Start of Recorded data
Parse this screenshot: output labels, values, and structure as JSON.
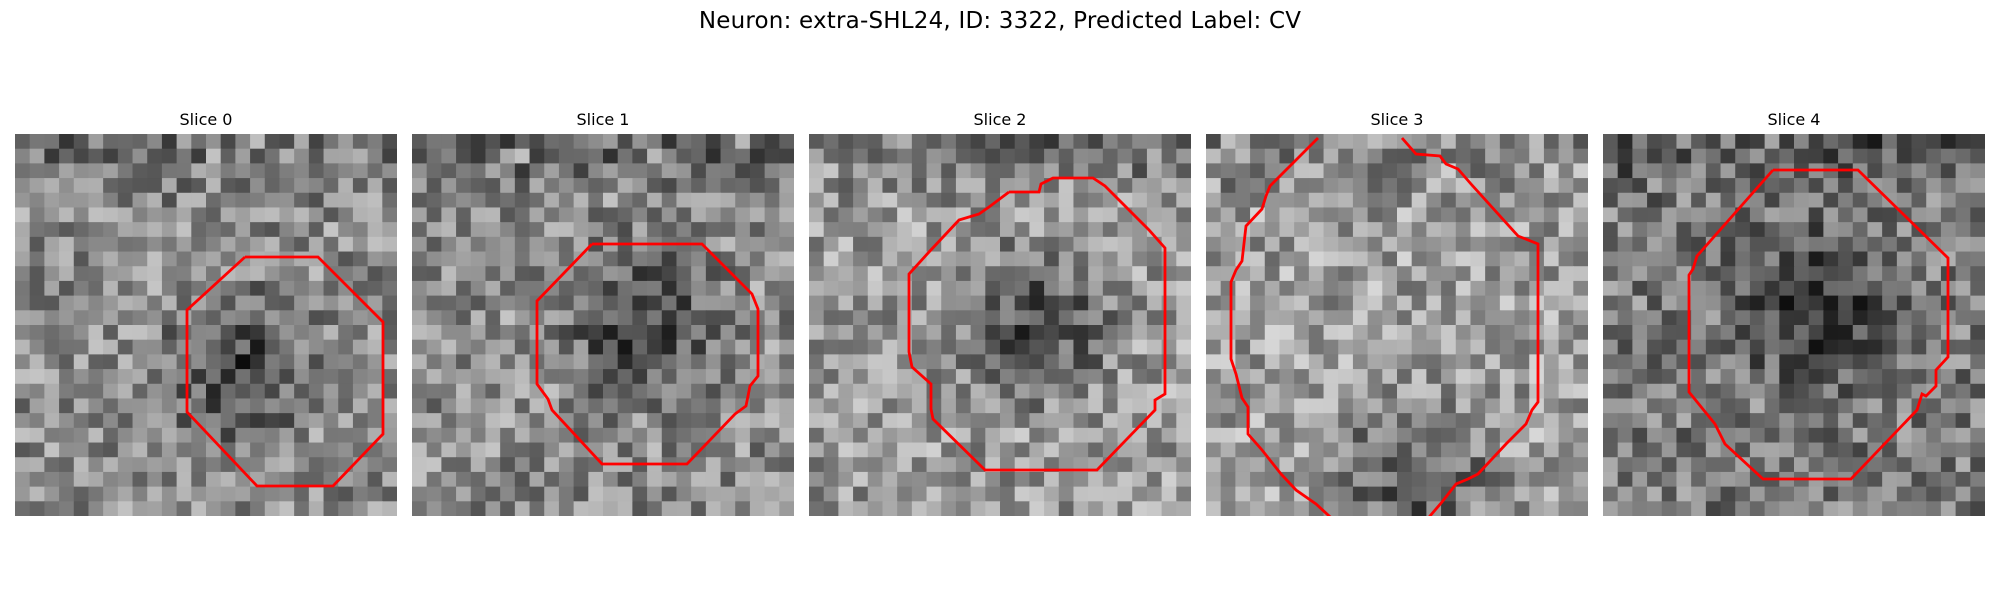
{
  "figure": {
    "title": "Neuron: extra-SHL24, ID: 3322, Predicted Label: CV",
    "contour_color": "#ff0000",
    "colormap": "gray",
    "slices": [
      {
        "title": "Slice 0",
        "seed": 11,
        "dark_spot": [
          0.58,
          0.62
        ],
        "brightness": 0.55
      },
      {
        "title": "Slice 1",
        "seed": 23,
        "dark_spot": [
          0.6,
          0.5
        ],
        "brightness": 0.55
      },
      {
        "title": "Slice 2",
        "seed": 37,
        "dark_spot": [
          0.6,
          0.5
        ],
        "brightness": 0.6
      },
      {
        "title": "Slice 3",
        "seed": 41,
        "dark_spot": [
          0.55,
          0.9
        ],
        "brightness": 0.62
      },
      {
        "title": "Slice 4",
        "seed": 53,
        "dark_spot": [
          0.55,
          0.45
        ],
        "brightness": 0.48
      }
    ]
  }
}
End of Recorded data
Start of Recorded data
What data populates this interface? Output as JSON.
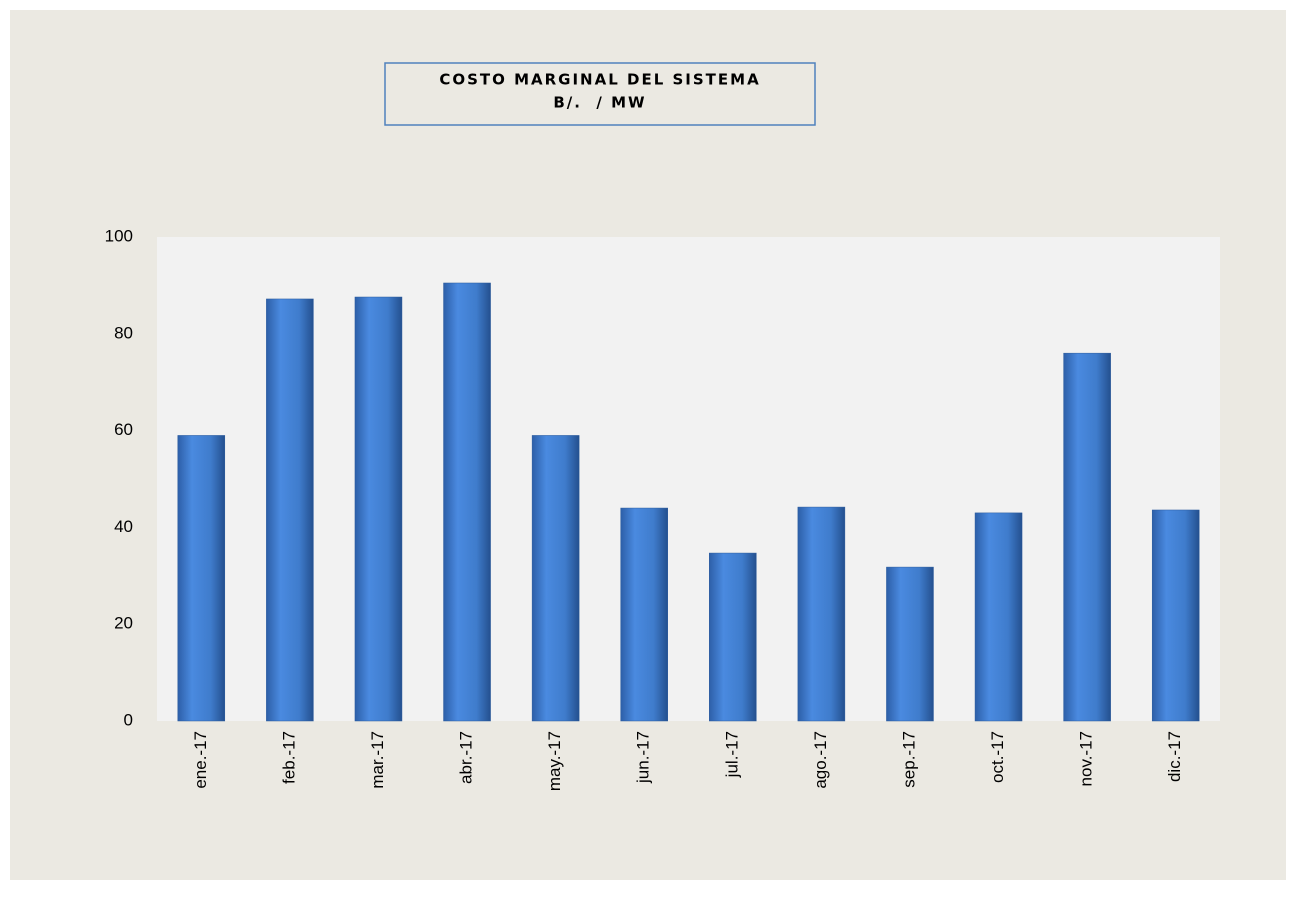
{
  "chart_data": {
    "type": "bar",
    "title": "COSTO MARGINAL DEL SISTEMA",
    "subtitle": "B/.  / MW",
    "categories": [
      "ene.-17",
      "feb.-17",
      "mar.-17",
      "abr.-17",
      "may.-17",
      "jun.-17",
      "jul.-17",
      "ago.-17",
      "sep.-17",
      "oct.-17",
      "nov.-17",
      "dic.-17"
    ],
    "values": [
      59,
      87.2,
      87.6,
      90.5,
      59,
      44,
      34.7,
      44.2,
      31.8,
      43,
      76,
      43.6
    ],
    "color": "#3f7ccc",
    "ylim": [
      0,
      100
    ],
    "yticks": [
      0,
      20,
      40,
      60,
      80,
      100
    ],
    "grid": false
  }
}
End of Recorded data
Where a line in the entries holds the word "this", copy that line.

Solution to the exercise:
Parse this screenshot: output labels, values, and structure as JSON.
What data populates this interface? Output as JSON.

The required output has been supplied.